From the listing below, extract every line containing "data".

* MATERIAL FOR THIS TASK:

════════════════════

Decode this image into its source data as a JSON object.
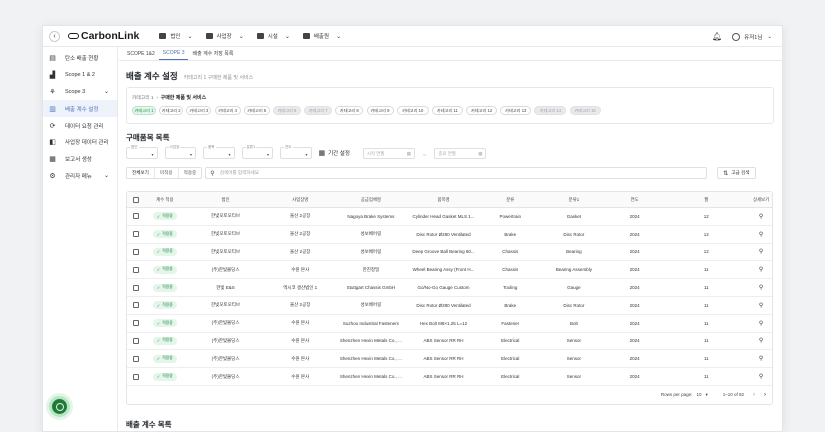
{
  "header": {
    "logo_text": "CarbonLink",
    "nav": [
      {
        "label": "법인",
        "icon": "building-icon"
      },
      {
        "label": "사업장",
        "icon": "factory-icon"
      },
      {
        "label": "시설",
        "icon": "facility-icon"
      },
      {
        "label": "배출원",
        "icon": "cloud-icon"
      }
    ],
    "user_name": "유저1님"
  },
  "sidebar": {
    "items": [
      {
        "label": "탄소 배출 현황",
        "icon": "dashboard-icon",
        "active": false,
        "chevron": false
      },
      {
        "label": "Scope 1 & 2",
        "icon": "chart-icon",
        "active": false,
        "chevron": false
      },
      {
        "label": "Scope 3",
        "icon": "network-icon",
        "active": false,
        "chevron": true
      },
      {
        "label": "배출 계수 설정",
        "icon": "document-icon",
        "active": true,
        "chevron": false
      },
      {
        "label": "데이터 요청 관리",
        "icon": "request-icon",
        "active": false,
        "chevron": false
      },
      {
        "label": "사업장 데이터 관리",
        "icon": "data-icon",
        "active": false,
        "chevron": false
      },
      {
        "label": "보고서 생성",
        "icon": "report-icon",
        "active": false,
        "chevron": false
      },
      {
        "label": "관리자 메뉴",
        "icon": "admin-icon",
        "active": false,
        "chevron": true
      }
    ]
  },
  "tabs": [
    "SCOPE 1&2",
    "SCOPE 3",
    "배출 계수 저장 목록"
  ],
  "page": {
    "title": "배출 계수 설정",
    "subtitle": "카테고리 1 구매한 제품 및 서비스"
  },
  "category": {
    "path_prefix": "카테고리 1",
    "path_name": "구매한 제품 및 서비스",
    "chips": [
      {
        "label": "카테고리 1",
        "state": "active"
      },
      {
        "label": "카테고리 2",
        "state": "normal"
      },
      {
        "label": "카테고리 3",
        "state": "normal"
      },
      {
        "label": "카테고리 4",
        "state": "normal"
      },
      {
        "label": "카테고리 5",
        "state": "normal"
      },
      {
        "label": "카테고리 6",
        "state": "disabled"
      },
      {
        "label": "카테고리 7",
        "state": "disabled"
      },
      {
        "label": "카테고리 8",
        "state": "normal"
      },
      {
        "label": "카테고리 9",
        "state": "normal"
      },
      {
        "label": "카테고리 10",
        "state": "normal"
      },
      {
        "label": "카테고리 11",
        "state": "normal"
      },
      {
        "label": "카테고리 12",
        "state": "normal"
      },
      {
        "label": "카테고리 13",
        "state": "normal"
      },
      {
        "label": "카테고리 14",
        "state": "disabled"
      },
      {
        "label": "카테고리 15",
        "state": "disabled"
      }
    ]
  },
  "list": {
    "title": "구매품목 목록",
    "filters": [
      "법인",
      "사업장",
      "품목",
      "분류1",
      "연도"
    ],
    "period_label": "기간 설정",
    "start_placeholder": "시작 연월",
    "end_placeholder": "종료 연월",
    "segments": [
      "전체보기",
      "미적용",
      "적용중"
    ],
    "search_placeholder": "검색어를 입력하세요",
    "advanced_label": "고급 검색",
    "columns": [
      "계수 적용",
      "법인",
      "사업장명",
      "공급업체명",
      "품목명",
      "분류",
      "분류1",
      "연도",
      "월",
      "상세보기"
    ],
    "rows": [
      {
        "status": "적용중",
        "corp": "한빛모토모티브",
        "site": "울산 2공장",
        "supplier": "Nagoya Brake Systems",
        "item": "Cylinder Head Gasket MLS 1...",
        "cls": "Powertrain",
        "cls1": "Gasket",
        "year": "2024",
        "month": "12"
      },
      {
        "status": "적용중",
        "corp": "한빛모토모티브",
        "site": "울산 2공장",
        "supplier": "성보베어링",
        "item": "Disc Rotor Ø280 Ventilated",
        "cls": "Brake",
        "cls1": "Disc Rotor",
        "year": "2024",
        "month": "12"
      },
      {
        "status": "적용중",
        "corp": "한빛모토모티브",
        "site": "울산 2공장",
        "supplier": "성보베어링",
        "item": "Deep Groove Ball Bearing 60...",
        "cls": "Chassis",
        "cls1": "Bearing",
        "year": "2024",
        "month": "12"
      },
      {
        "status": "적용중",
        "corp": "(주)한빛몰딩스",
        "site": "수원 본사",
        "supplier": "한진정밀",
        "item": "Wheel Bearing Assy (Front H...",
        "cls": "Chassis",
        "cls1": "Bearing Assembly",
        "year": "2024",
        "month": "11"
      },
      {
        "status": "적용중",
        "corp": "한빛 E&S",
        "site": "멕시코 생산법인 1",
        "supplier": "Stuttgart Chassis GmbH",
        "item": "Go/No-Go Gauge Custom",
        "cls": "Tooling",
        "cls1": "Gauge",
        "year": "2024",
        "month": "11"
      },
      {
        "status": "적용중",
        "corp": "한빛모토모티브",
        "site": "울산 2공장",
        "supplier": "성보베어링",
        "item": "Disc Rotor Ø280 Ventilated",
        "cls": "Brake",
        "cls1": "Disc Rotor",
        "year": "2024",
        "month": "11"
      },
      {
        "status": "적용중",
        "corp": "(주)한빛몰딩스",
        "site": "수원 본사",
        "supplier": "Suzhou Industrial Fasteners",
        "item": "Hex Bolt M8×1.25 L=12",
        "cls": "Fastener",
        "cls1": "Bolt",
        "year": "2024",
        "month": "11"
      },
      {
        "status": "적용중",
        "corp": "(주)한빛몰딩스",
        "site": "수원 본사",
        "supplier": "Shenzhen Hexin Metals Co., ...",
        "item": "ABS Sensor RR RH",
        "cls": "Electrical",
        "cls1": "Sensor",
        "year": "2024",
        "month": "11"
      },
      {
        "status": "적용중",
        "corp": "(주)한빛몰딩스",
        "site": "수원 본사",
        "supplier": "Shenzhen Hexin Metals Co., ...",
        "item": "ABS Sensor RR RH",
        "cls": "Electrical",
        "cls1": "Sensor",
        "year": "2024",
        "month": "11"
      },
      {
        "status": "적용중",
        "corp": "(주)한빛몰딩스",
        "site": "수원 본사",
        "supplier": "Shenzhen Hexin Metals Co., ...",
        "item": "ABS Sensor RR RH",
        "cls": "Electrical",
        "cls1": "Sensor",
        "year": "2024",
        "month": "11"
      }
    ],
    "pager": {
      "rows_per_page_label": "Rows per page:",
      "rows_per_page": "10",
      "range": "1–10 of 92"
    }
  },
  "bottom_title": "배출 계수 목록",
  "colors": {
    "accent": "#4a72b8",
    "active_green": "#1e8a45",
    "badge_bg": "#e4f5ea",
    "fab": "#1f7a3a"
  }
}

════════════════════

* ANSWER TO THIS PROBLEM:
Decode this image into its source data as a JSON object.
        "icon": "data-icon",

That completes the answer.